- **Work required**
Each line from the one that contains "Enumerate this screenshot's" to the end of the material must be set down exactly, and no line before it.
-------- Records to use
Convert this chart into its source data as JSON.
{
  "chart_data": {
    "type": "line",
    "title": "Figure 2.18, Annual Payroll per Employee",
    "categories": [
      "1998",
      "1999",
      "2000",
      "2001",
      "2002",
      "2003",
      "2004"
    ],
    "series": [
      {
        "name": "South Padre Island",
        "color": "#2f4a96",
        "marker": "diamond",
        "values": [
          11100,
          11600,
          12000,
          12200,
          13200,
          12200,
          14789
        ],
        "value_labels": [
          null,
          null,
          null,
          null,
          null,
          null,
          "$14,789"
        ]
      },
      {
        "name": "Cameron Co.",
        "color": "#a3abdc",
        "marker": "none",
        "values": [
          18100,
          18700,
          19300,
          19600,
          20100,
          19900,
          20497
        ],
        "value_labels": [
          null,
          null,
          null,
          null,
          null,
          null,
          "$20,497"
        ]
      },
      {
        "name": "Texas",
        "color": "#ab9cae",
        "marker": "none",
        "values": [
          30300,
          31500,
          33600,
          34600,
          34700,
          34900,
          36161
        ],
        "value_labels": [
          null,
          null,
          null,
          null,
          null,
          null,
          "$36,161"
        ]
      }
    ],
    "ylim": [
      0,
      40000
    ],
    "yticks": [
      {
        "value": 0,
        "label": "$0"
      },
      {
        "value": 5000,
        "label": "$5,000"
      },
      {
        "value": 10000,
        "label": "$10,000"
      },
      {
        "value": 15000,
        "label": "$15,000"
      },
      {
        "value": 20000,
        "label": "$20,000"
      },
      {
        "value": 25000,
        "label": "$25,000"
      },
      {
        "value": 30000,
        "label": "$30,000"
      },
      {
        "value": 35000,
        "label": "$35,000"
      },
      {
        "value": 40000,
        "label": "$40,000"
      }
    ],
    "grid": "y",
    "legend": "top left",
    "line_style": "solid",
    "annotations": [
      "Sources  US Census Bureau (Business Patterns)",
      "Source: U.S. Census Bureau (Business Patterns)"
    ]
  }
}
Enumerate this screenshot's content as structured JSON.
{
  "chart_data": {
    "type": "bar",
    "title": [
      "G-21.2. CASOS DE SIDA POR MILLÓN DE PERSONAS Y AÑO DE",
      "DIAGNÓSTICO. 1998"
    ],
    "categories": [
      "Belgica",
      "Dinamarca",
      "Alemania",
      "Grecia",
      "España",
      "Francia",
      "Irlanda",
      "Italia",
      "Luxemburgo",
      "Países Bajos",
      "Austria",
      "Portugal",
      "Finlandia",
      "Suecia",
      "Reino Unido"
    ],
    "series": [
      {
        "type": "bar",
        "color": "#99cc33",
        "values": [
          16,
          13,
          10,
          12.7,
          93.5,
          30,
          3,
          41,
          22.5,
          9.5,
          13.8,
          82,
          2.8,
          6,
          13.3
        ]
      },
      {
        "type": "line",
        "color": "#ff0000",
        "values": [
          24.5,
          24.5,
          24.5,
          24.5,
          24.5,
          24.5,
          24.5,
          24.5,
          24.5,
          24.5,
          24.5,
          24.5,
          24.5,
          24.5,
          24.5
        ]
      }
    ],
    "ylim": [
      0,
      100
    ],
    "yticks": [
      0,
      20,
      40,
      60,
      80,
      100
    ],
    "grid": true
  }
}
----------------
- **Output of the exercise**
Enumerate this screenshot's content as structured JSON.
{
  "chart_data": {
    "type": "bar",
    "title": [
      "G-21.2. CASOS DE SIDA POR MILLÓN DE PERSONAS Y AÑO DE",
      "DIAGNÓSTICO. 1998"
    ],
    "categories": [
      "Belgica",
      "Dinamarca",
      "Alemania",
      "Grecia",
      "España",
      "Francia",
      "Irlanda",
      "Italia",
      "Luxemburgo",
      "Países Bajos",
      "Austria",
      "Portugal",
      "Finlandia",
      "Suecia",
      "Reino Unido"
    ],
    "series": [
      {
        "type": "bar",
        "color": "#99cc33",
        "values": [
          16,
          13,
          10,
          12.7,
          93.5,
          30,
          3,
          41,
          22.5,
          9.5,
          13.8,
          82,
          2.8,
          6,
          13.3
        ]
      },
      {
        "type": "line",
        "color": "#ff0000",
        "values": [
          24.5,
          24.5,
          24.5,
          24.5,
          24.5,
          24.5,
          24.5,
          24.5,
          24.5,
          24.5,
          24.5,
          24.5,
          24.5,
          24.5,
          24.5
        ]
      }
    ],
    "ylim": [
      0,
      100
    ],
    "yticks": [
      0,
      20,
      40,
      60,
      80,
      100
    ],
    "grid": true
  }
}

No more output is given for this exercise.